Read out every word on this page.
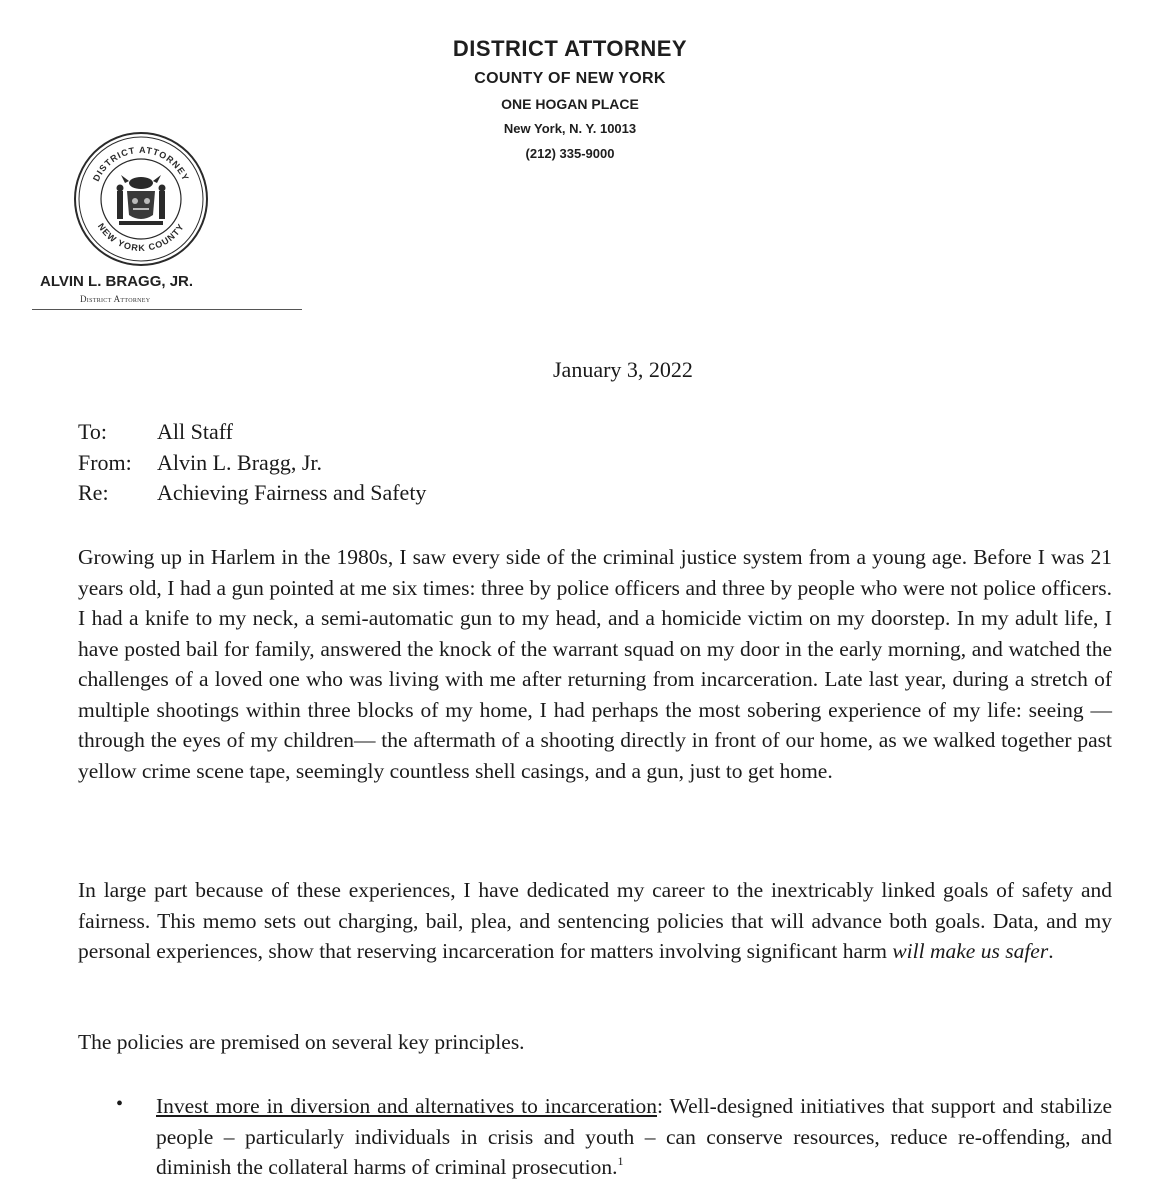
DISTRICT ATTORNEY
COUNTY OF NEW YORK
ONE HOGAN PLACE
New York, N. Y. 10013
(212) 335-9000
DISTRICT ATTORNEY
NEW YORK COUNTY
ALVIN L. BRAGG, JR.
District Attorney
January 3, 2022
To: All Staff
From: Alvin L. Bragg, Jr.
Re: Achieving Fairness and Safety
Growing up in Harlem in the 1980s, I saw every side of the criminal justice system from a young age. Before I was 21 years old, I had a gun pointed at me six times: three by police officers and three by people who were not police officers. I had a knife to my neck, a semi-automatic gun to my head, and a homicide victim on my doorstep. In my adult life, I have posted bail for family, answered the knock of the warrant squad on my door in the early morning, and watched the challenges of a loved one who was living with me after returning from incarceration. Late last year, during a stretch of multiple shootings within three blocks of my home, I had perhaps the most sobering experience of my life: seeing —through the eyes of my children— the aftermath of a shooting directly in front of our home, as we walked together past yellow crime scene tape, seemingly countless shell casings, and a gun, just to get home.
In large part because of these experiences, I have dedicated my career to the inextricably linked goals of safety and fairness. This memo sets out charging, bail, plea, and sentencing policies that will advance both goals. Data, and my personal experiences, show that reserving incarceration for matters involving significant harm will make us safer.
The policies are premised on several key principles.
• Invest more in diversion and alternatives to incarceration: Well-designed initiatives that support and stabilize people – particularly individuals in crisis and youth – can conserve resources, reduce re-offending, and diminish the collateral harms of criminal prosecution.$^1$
---------------
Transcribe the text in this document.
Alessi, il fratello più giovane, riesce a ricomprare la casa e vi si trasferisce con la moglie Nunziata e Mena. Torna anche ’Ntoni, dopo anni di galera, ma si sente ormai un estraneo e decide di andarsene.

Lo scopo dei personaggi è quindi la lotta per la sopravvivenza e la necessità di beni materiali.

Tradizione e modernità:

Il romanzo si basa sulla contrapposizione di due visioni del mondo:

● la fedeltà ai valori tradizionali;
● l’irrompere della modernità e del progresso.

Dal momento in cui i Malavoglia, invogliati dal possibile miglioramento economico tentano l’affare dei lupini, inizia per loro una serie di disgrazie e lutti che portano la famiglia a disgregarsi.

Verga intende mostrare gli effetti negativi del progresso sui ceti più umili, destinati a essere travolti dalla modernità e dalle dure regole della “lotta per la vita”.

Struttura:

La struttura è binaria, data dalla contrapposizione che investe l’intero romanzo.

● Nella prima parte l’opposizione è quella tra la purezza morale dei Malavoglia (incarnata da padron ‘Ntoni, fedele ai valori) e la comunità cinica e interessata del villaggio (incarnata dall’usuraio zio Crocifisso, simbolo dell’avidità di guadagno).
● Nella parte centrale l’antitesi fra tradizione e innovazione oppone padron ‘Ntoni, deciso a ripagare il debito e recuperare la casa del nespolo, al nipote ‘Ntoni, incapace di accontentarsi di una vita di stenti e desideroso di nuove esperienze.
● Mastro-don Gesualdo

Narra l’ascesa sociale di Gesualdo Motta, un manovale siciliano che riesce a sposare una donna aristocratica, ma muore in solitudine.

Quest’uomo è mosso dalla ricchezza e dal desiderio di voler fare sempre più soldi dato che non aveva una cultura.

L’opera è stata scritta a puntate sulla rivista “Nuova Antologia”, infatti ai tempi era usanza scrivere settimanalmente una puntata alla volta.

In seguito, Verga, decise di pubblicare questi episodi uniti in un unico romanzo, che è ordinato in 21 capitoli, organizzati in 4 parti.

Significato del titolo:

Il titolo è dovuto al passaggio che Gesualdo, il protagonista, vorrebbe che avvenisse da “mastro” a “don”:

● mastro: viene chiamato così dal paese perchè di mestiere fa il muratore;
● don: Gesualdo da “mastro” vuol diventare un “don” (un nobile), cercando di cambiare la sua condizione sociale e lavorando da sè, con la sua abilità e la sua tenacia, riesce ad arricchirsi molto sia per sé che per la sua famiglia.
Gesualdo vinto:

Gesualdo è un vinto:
---------------
▶ _To do_
Consider the entries above and return each line with the string "casa".

▶ _Final answer_
Alessi, il fratello più giovane, riesce a ricomprare la casa e vi si trasferisce con la moglie Nunziata e Mena. Torna anche ’Ntoni, dopo anni di galera, ma si sente ormai un estraneo e decide di andarsene.
● Nella parte centrale l’antitesi fra tradizione e innovazione oppone padron ‘Ntoni, deciso a ripagare il debito e recuperare la casa del nespolo, al nipote ‘Ntoni, incapace di accontentarsi di una vita di stenti e desideroso di nuove esperienze.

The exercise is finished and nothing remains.